Make an exact copy of the entries, and keep any pictures out of it.

— start Raw data —

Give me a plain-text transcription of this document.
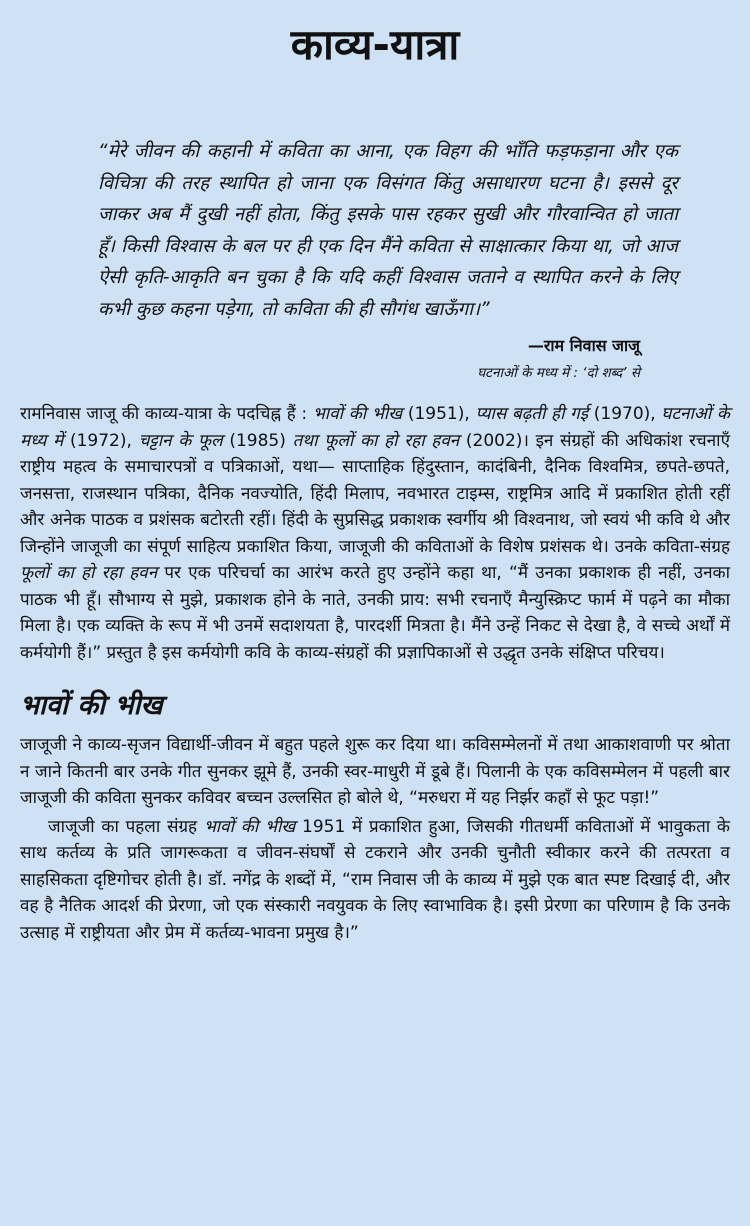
काव्य-यात्रा

“मेरे जीवन की कहानी में कविता का आना, एक विहग की भाँति फड़फड़ाना और एक विचित्रा की तरह स्थापित हो जाना एक विसंगत किंतु असाधारण घटना है। इससे दूर जाकर अब मैं दुखी नहीं होता, किंतु इसके पास रहकर सुखी और गौरवान्वित हो जाता हूँ। किसी विश्वास के बल पर ही एक दिन मैंने कविता से साक्षात्कार किया था, जो आज ऐसी कृति-आकृति बन चुका है कि यदि कहीं विश्वास जताने व स्थापित करने के लिए कभी कुछ कहना पड़ेगा, तो कविता की ही सौगंध खाऊँगा।”

—राम निवास जाजू
घटनाओं के मध्य में : ‘दो शब्द’ से

रामनिवास जाजू की काव्य-यात्रा के पदचिह्न हैं : भावों की भीख (1951), प्यास बढ़ती ही गई (1970), घटनाओं के मध्य में (1972), चट्टान के फूल (1985) तथा फूलों का हो रहा हवन (2002)। इन संग्रहों की अधिकांश रचनाएँ राष्ट्रीय महत्व के समाचारपत्रों व पत्रिकाओं, यथा— साप्ताहिक हिंदुस्तान, कादंबिनी, दैनिक विश्वमित्र, छपते-छपते, जनसत्ता, राजस्थान पत्रिका, दैनिक नवज्योति, हिंदी मिलाप, नवभारत टाइम्स, राष्ट्रमित्र आदि में प्रकाशित होती रहीं और अनेक पाठक व प्रशंसक बटोरती रहीं। हिंदी के सुप्रसिद्ध प्रकाशक स्वर्गीय श्री विश्वनाथ, जो स्वयं भी कवि थे और जिन्होंने जाजूजी का संपूर्ण साहित्य प्रकाशित किया, जाजूजी की कविताओं के विशेष प्रशंसक थे। उनके कविता-संग्रह फूलों का हो रहा हवन पर एक परिचर्चा का आरंभ करते हुए उन्होंने कहा था, “मैं उनका प्रकाशक ही नहीं, उनका पाठक भी हूँ। सौभाग्य से मुझे, प्रकाशक होने के नाते, उनकी प्राय: सभी रचनाएँ मैन्युस्क्रिप्ट फार्म में पढ़ने का मौका मिला है। एक व्यक्ति के रूप में भी उनमें सदाशयता है, पारदर्शी मित्रता है। मैंने उन्हें निकट से देखा है, वे सच्चे अर्थों में कर्मयोगी हैं।” प्रस्तुत है इस कर्मयोगी कवि के काव्य-संग्रहों की प्रज्ञापिकाओं से उद्धृत उनके संक्षिप्त परिचय।

भावों की भीख

जाजूजी ने काव्य-सृजन विद्यार्थी-जीवन में बहुत पहले शुरू कर दिया था। कविसम्मेलनों में तथा आकाशवाणी पर श्रोता न जाने कितनी बार उनके गीत सुनकर झूमे हैं, उनकी स्वर-माधुरी में डूबे हैं। पिलानी के एक कविसम्मेलन में पहली बार जाजूजी की कविता सुनकर कविवर बच्चन उल्लसित हो बोले थे, “मरुधरा में यह निर्झर कहाँ से फूट पड़ा!”

जाजूजी का पहला संग्रह भावों की भीख 1951 में प्रकाशित हुआ, जिसकी गीतधर्मी कविताओं में भावुकता के साथ कर्तव्य के प्रति जागरूकता व जीवन-संघर्षों से टकराने और उनकी चुनौती स्वीकार करने की तत्परता व साहसिकता दृष्टिगोचर होती है। डॉ. नगेंद्र के शब्दों में, “राम निवास जी के काव्य में मुझे एक बात स्पष्ट दिखाई दी, और वह है नैतिक आदर्श की प्रेरणा, जो एक संस्कारी नवयुवक के लिए स्वाभाविक है। इसी प्रेरणा का परिणाम है कि उनके उत्साह में राष्ट्रीयता और प्रेम में कर्तव्य-भावना प्रमुख है।”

— end Raw data —

Reply:
Give me a plain-text transcription of this document.
काव्य-यात्रा

“मेरे जीवन की कहानी में कविता का आना, एक विहग की भाँति फड़फड़ाना और एक विचित्रा की तरह स्थापित हो जाना एक विसंगत किंतु असाधारण घटना है। इससे दूर जाकर अब मैं दुखी नहीं होता, किंतु इसके पास रहकर सुखी और गौरवान्वित हो जाता हूँ। किसी विश्वास के बल पर ही एक दिन मैंने कविता से साक्षात्कार किया था, जो आज ऐसी कृति-आकृति बन चुका है कि यदि कहीं विश्वास जताने व स्थापित करने के लिए कभी कुछ कहना पड़ेगा, तो कविता की ही सौगंध खाऊँगा।”

—राम निवास जाजू
घटनाओं के मध्य में : ‘दो शब्द’ से

रामनिवास जाजू की काव्य-यात्रा के पदचिह्न हैं : भावों की भीख (1951), प्यास बढ़ती ही गई (1970), घटनाओं के मध्य में (1972), चट्टान के फूल (1985) तथा फूलों का हो रहा हवन (2002)। इन संग्रहों की अधिकांश रचनाएँ राष्ट्रीय महत्व के समाचारपत्रों व पत्रिकाओं, यथा— साप्ताहिक हिंदुस्तान, कादंबिनी, दैनिक विश्वमित्र, छपते-छपते, जनसत्ता, राजस्थान पत्रिका, दैनिक नवज्योति, हिंदी मिलाप, नवभारत टाइम्स, राष्ट्रमित्र आदि में प्रकाशित होती रहीं और अनेक पाठक व प्रशंसक बटोरती रहीं। हिंदी के सुप्रसिद्ध प्रकाशक स्वर्गीय श्री विश्वनाथ, जो स्वयं भी कवि थे और जिन्होंने जाजूजी का संपूर्ण साहित्य प्रकाशित किया, जाजूजी की कविताओं के विशेष प्रशंसक थे। उनके कविता-संग्रह फूलों का हो रहा हवन पर एक परिचर्चा का आरंभ करते हुए उन्होंने कहा था, “मैं उनका प्रकाशक ही नहीं, उनका पाठक भी हूँ। सौभाग्य से मुझे, प्रकाशक होने के नाते, उनकी प्राय: सभी रचनाएँ मैन्युस्क्रिप्ट फार्म में पढ़ने का मौका मिला है। एक व्यक्ति के रूप में भी उनमें सदाशयता है, पारदर्शी मित्रता है। मैंने उन्हें निकट से देखा है, वे सच्चे अर्थों में कर्मयोगी हैं।” प्रस्तुत है इस कर्मयोगी कवि के काव्य-संग्रहों की प्रज्ञापिकाओं से उद्धृत उनके संक्षिप्त परिचय।

भावों की भीख

जाजूजी ने काव्य-सृजन विद्यार्थी-जीवन में बहुत पहले शुरू कर दिया था। कविसम्मेलनों में तथा आकाशवाणी पर श्रोता न जाने कितनी बार उनके गीत सुनकर झूमे हैं, उनकी स्वर-माधुरी में डूबे हैं। पिलानी के एक कविसम्मेलन में पहली बार जाजूजी की कविता सुनकर कविवर बच्चन उल्लसित हो बोले थे, “मरुधरा में यह निर्झर कहाँ से फूट पड़ा!”

जाजूजी का पहला संग्रह भावों की भीख 1951 में प्रकाशित हुआ, जिसकी गीतधर्मी कविताओं में भावुकता के साथ कर्तव्य के प्रति जागरूकता व जीवन-संघर्षों से टकराने और उनकी चुनौती स्वीकार करने की तत्परता व साहसिकता दृष्टिगोचर होती है। डॉ. नगेंद्र के शब्दों में, “राम निवास जी के काव्य में मुझे एक बात स्पष्ट दिखाई दी, और वह है नैतिक आदर्श की प्रेरणा, जो एक संस्कारी नवयुवक के लिए स्वाभाविक है। इसी प्रेरणा का परिणाम है कि उनके उत्साह में राष्ट्रीयता और प्रेम में कर्तव्य-भावना प्रमुख है।”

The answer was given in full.